▸ **What the task requires**
Write out every record below exactly as it appears.

%%

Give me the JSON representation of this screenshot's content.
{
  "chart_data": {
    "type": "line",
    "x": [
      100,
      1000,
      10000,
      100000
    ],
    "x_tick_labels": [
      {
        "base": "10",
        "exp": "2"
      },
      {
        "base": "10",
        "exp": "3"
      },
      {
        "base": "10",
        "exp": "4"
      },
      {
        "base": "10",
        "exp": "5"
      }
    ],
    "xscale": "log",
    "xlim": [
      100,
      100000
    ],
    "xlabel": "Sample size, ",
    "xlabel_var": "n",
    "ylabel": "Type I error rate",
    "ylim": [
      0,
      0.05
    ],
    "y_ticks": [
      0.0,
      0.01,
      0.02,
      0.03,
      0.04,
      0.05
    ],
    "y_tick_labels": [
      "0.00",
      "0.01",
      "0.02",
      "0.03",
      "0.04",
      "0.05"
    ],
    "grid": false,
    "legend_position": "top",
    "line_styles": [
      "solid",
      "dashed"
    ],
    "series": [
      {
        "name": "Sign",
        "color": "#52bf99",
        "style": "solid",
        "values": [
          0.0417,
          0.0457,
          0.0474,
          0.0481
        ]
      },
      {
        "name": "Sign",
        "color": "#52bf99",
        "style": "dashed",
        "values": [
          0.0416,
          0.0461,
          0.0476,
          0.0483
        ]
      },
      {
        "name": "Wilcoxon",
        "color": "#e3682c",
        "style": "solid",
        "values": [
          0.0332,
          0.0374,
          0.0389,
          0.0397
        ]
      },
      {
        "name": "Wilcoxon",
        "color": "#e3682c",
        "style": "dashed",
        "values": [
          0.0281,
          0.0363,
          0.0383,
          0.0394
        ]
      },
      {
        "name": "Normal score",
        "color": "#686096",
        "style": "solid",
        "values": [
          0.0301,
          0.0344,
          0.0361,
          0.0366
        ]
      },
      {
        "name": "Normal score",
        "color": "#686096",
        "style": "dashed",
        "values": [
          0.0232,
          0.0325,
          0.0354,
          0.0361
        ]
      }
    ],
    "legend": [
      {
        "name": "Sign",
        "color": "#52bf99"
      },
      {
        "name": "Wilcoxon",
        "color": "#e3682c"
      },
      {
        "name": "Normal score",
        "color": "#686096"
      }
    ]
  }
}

%%

▸ **The response**
Give me the JSON representation of this screenshot's content.
{
  "chart_data": {
    "type": "line",
    "x": [
      100,
      1000,
      10000,
      100000
    ],
    "x_tick_labels": [
      {
        "base": "10",
        "exp": "2"
      },
      {
        "base": "10",
        "exp": "3"
      },
      {
        "base": "10",
        "exp": "4"
      },
      {
        "base": "10",
        "exp": "5"
      }
    ],
    "xscale": "log",
    "xlim": [
      100,
      100000
    ],
    "xlabel": "Sample size, ",
    "xlabel_var": "n",
    "ylabel": "Type I error rate",
    "ylim": [
      0,
      0.05
    ],
    "y_ticks": [
      0.0,
      0.01,
      0.02,
      0.03,
      0.04,
      0.05
    ],
    "y_tick_labels": [
      "0.00",
      "0.01",
      "0.02",
      "0.03",
      "0.04",
      "0.05"
    ],
    "grid": false,
    "legend_position": "top",
    "line_styles": [
      "solid",
      "dashed"
    ],
    "series": [
      {
        "name": "Sign",
        "color": "#52bf99",
        "style": "solid",
        "values": [
          0.0417,
          0.0457,
          0.0474,
          0.0481
        ]
      },
      {
        "name": "Sign",
        "color": "#52bf99",
        "style": "dashed",
        "values": [
          0.0416,
          0.0461,
          0.0476,
          0.0483
        ]
      },
      {
        "name": "Wilcoxon",
        "color": "#e3682c",
        "style": "solid",
        "values": [
          0.0332,
          0.0374,
          0.0389,
          0.0397
        ]
      },
      {
        "name": "Wilcoxon",
        "color": "#e3682c",
        "style": "dashed",
        "values": [
          0.0281,
          0.0363,
          0.0383,
          0.0394
        ]
      },
      {
        "name": "Normal score",
        "color": "#686096",
        "style": "solid",
        "values": [
          0.0301,
          0.0344,
          0.0361,
          0.0366
        ]
      },
      {
        "name": "Normal score",
        "color": "#686096",
        "style": "dashed",
        "values": [
          0.0232,
          0.0325,
          0.0354,
          0.0361
        ]
      }
    ],
    "legend": [
      {
        "name": "Sign",
        "color": "#52bf99"
      },
      {
        "name": "Wilcoxon",
        "color": "#e3682c"
      },
      {
        "name": "Normal score",
        "color": "#686096"
      }
    ]
  }
}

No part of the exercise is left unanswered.